- GIVEN EXERCISE -
The records that follow are to be repeated exactly, with the pictures removed.

- Saved data entries -
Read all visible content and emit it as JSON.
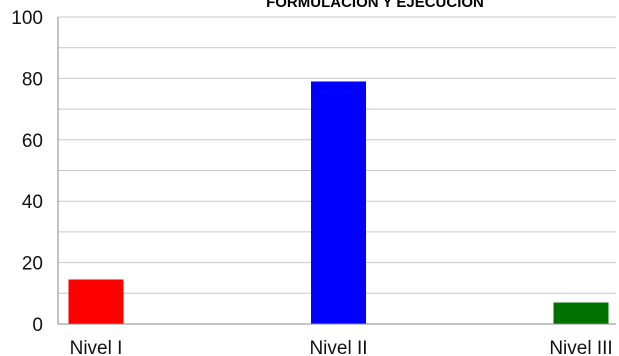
{
  "chart_data": {
    "type": "bar",
    "title": "FORMULACIÓN Y EJECUCIÓN",
    "categories": [
      "Nivel I",
      "Nivel II",
      "Nivel III"
    ],
    "values": [
      14.5,
      79,
      7
    ],
    "colors": [
      "#ff0000",
      "#0000ff",
      "#007000"
    ],
    "ylim": [
      0,
      100
    ],
    "yticks": [
      0,
      20,
      40,
      60,
      80,
      100
    ],
    "minor_grid_step": 10,
    "grid": true,
    "legend": "none",
    "xlabel": "",
    "ylabel": ""
  }
}
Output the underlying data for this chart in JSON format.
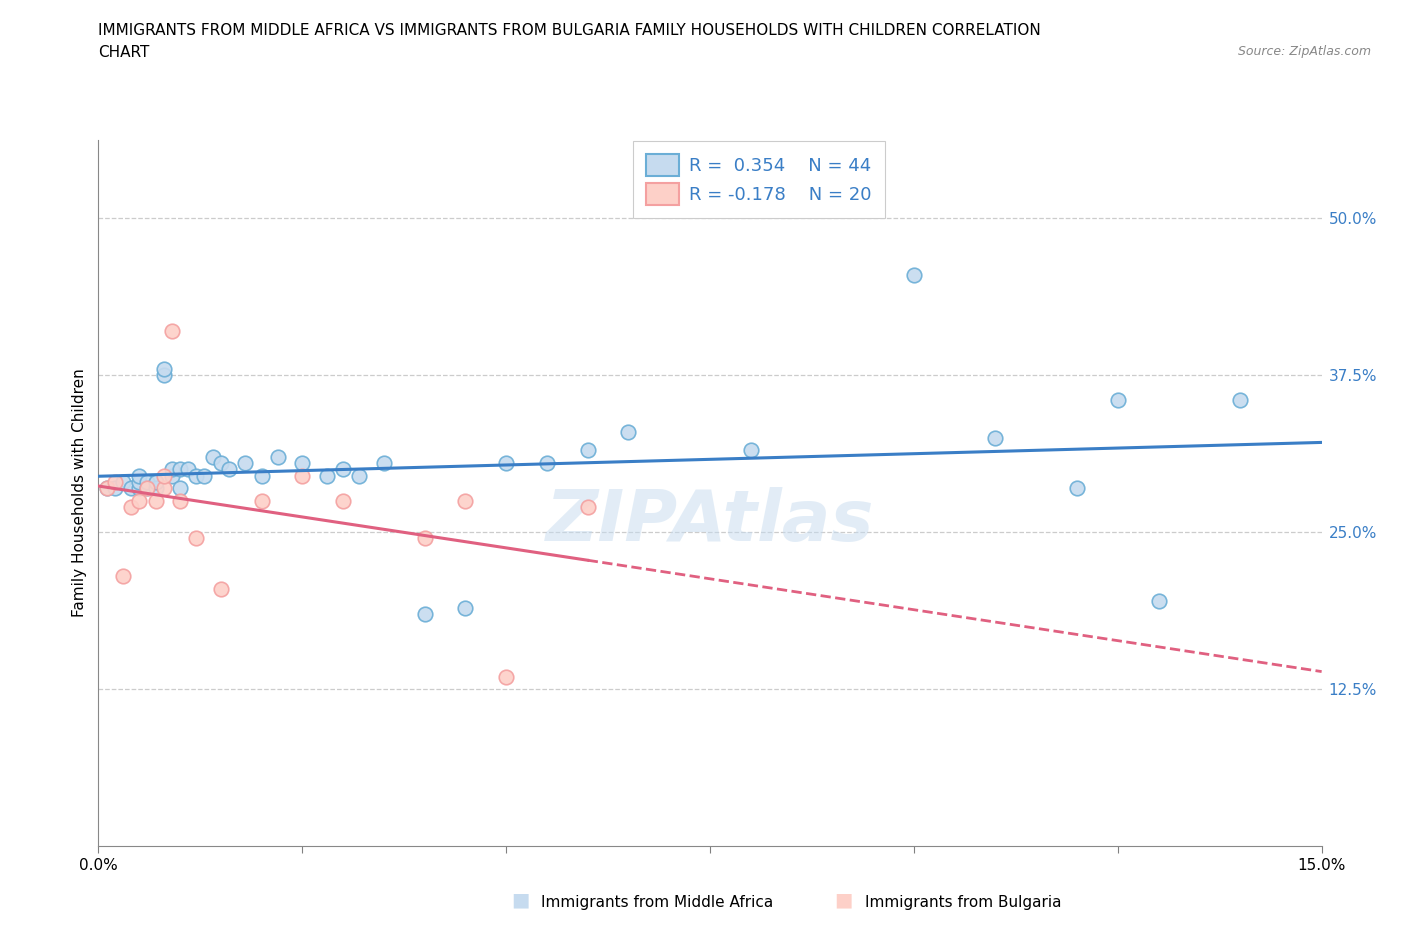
{
  "title_line1": "IMMIGRANTS FROM MIDDLE AFRICA VS IMMIGRANTS FROM BULGARIA FAMILY HOUSEHOLDS WITH CHILDREN CORRELATION",
  "title_line2": "CHART",
  "source_text": "Source: ZipAtlas.com",
  "ylabel": "Family Households with Children",
  "x_min": 0.0,
  "x_max": 0.15,
  "y_min": 0.0,
  "y_max": 0.5625,
  "y_ticks": [
    0.125,
    0.25,
    0.375,
    0.5
  ],
  "y_tick_labels": [
    "12.5%",
    "25.0%",
    "37.5%",
    "50.0%"
  ],
  "x_ticks": [
    0.0,
    0.025,
    0.05,
    0.075,
    0.1,
    0.125,
    0.15
  ],
  "x_tick_labels": [
    "0.0%",
    "",
    "",
    "",
    "",
    "",
    "15.0%"
  ],
  "blue_color": "#6baed6",
  "blue_fill": "#c6dbef",
  "pink_color": "#f4a0a0",
  "pink_fill": "#fdd0c8",
  "trend_blue": "#3a7ec6",
  "trend_pink": "#e06080",
  "label_color": "#3a7ec6",
  "watermark_color": "#c6dbef",
  "blue_x": [
    0.001,
    0.002,
    0.003,
    0.004,
    0.005,
    0.005,
    0.005,
    0.006,
    0.006,
    0.007,
    0.007,
    0.008,
    0.008,
    0.009,
    0.009,
    0.01,
    0.01,
    0.011,
    0.012,
    0.013,
    0.014,
    0.015,
    0.016,
    0.018,
    0.02,
    0.022,
    0.025,
    0.028,
    0.03,
    0.032,
    0.035,
    0.04,
    0.045,
    0.05,
    0.055,
    0.06,
    0.065,
    0.08,
    0.1,
    0.11,
    0.12,
    0.125,
    0.13,
    0.14
  ],
  "blue_y": [
    0.285,
    0.285,
    0.29,
    0.285,
    0.285,
    0.29,
    0.295,
    0.285,
    0.29,
    0.285,
    0.29,
    0.375,
    0.38,
    0.295,
    0.3,
    0.285,
    0.3,
    0.3,
    0.295,
    0.295,
    0.31,
    0.305,
    0.3,
    0.305,
    0.295,
    0.31,
    0.305,
    0.295,
    0.3,
    0.295,
    0.305,
    0.185,
    0.19,
    0.305,
    0.305,
    0.315,
    0.33,
    0.315,
    0.455,
    0.325,
    0.285,
    0.355,
    0.195,
    0.355
  ],
  "pink_x": [
    0.001,
    0.002,
    0.003,
    0.004,
    0.005,
    0.006,
    0.007,
    0.008,
    0.008,
    0.009,
    0.01,
    0.012,
    0.015,
    0.02,
    0.025,
    0.03,
    0.04,
    0.045,
    0.05,
    0.06
  ],
  "pink_y": [
    0.285,
    0.29,
    0.215,
    0.27,
    0.275,
    0.285,
    0.275,
    0.285,
    0.295,
    0.41,
    0.275,
    0.245,
    0.205,
    0.275,
    0.295,
    0.275,
    0.245,
    0.275,
    0.135,
    0.27
  ],
  "figsize": [
    14.06,
    9.3
  ],
  "dpi": 100
}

- TASK RESPONSE -
Read all visible content and emit it as JSON.
{
  "chart_data": {
    "type": "bar",
    "title": "FORMULACIÓN Y EJECUCIÓN",
    "categories": [
      "Nivel I",
      "Nivel II",
      "Nivel III"
    ],
    "values": [
      14.5,
      79,
      7
    ],
    "colors": [
      "#ff0000",
      "#0000ff",
      "#007000"
    ],
    "ylim": [
      0,
      100
    ],
    "yticks": [
      0,
      20,
      40,
      60,
      80,
      100
    ],
    "minor_grid_step": 10,
    "grid": true,
    "legend": "none",
    "xlabel": "",
    "ylabel": ""
  }
}
Output the underlying data for this chart in JSON format.
{
  "title_line1": "IMMIGRANTS FROM MIDDLE AFRICA VS IMMIGRANTS FROM BULGARIA FAMILY HOUSEHOLDS WITH CHILDREN CORRELATION",
  "title_line2": "CHART",
  "source_text": "Source: ZipAtlas.com",
  "ylabel": "Family Households with Children",
  "x_min": 0.0,
  "x_max": 0.15,
  "y_min": 0.0,
  "y_max": 0.5625,
  "y_ticks": [
    0.125,
    0.25,
    0.375,
    0.5
  ],
  "y_tick_labels": [
    "12.5%",
    "25.0%",
    "37.5%",
    "50.0%"
  ],
  "x_ticks": [
    0.0,
    0.025,
    0.05,
    0.075,
    0.1,
    0.125,
    0.15
  ],
  "x_tick_labels": [
    "0.0%",
    "",
    "",
    "",
    "",
    "",
    "15.0%"
  ],
  "blue_color": "#6baed6",
  "blue_fill": "#c6dbef",
  "pink_color": "#f4a0a0",
  "pink_fill": "#fdd0c8",
  "trend_blue": "#3a7ec6",
  "trend_pink": "#e06080",
  "label_color": "#3a7ec6",
  "watermark_color": "#c6dbef",
  "blue_x": [
    0.001,
    0.002,
    0.003,
    0.004,
    0.005,
    0.005,
    0.005,
    0.006,
    0.006,
    0.007,
    0.007,
    0.008,
    0.008,
    0.009,
    0.009,
    0.01,
    0.01,
    0.011,
    0.012,
    0.013,
    0.014,
    0.015,
    0.016,
    0.018,
    0.02,
    0.022,
    0.025,
    0.028,
    0.03,
    0.032,
    0.035,
    0.04,
    0.045,
    0.05,
    0.055,
    0.06,
    0.065,
    0.08,
    0.1,
    0.11,
    0.12,
    0.125,
    0.13,
    0.14
  ],
  "blue_y": [
    0.285,
    0.285,
    0.29,
    0.285,
    0.285,
    0.29,
    0.295,
    0.285,
    0.29,
    0.285,
    0.29,
    0.375,
    0.38,
    0.295,
    0.3,
    0.285,
    0.3,
    0.3,
    0.295,
    0.295,
    0.31,
    0.305,
    0.3,
    0.305,
    0.295,
    0.31,
    0.305,
    0.295,
    0.3,
    0.295,
    0.305,
    0.185,
    0.19,
    0.305,
    0.305,
    0.315,
    0.33,
    0.315,
    0.455,
    0.325,
    0.285,
    0.355,
    0.195,
    0.355
  ],
  "pink_x": [
    0.001,
    0.002,
    0.003,
    0.004,
    0.005,
    0.006,
    0.007,
    0.008,
    0.008,
    0.009,
    0.01,
    0.012,
    0.015,
    0.02,
    0.025,
    0.03,
    0.04,
    0.045,
    0.05,
    0.06
  ],
  "pink_y": [
    0.285,
    0.29,
    0.215,
    0.27,
    0.275,
    0.285,
    0.275,
    0.285,
    0.295,
    0.41,
    0.275,
    0.245,
    0.205,
    0.275,
    0.295,
    0.275,
    0.245,
    0.275,
    0.135,
    0.27
  ],
  "figsize": [
    14.06,
    9.3
  ],
  "dpi": 100
}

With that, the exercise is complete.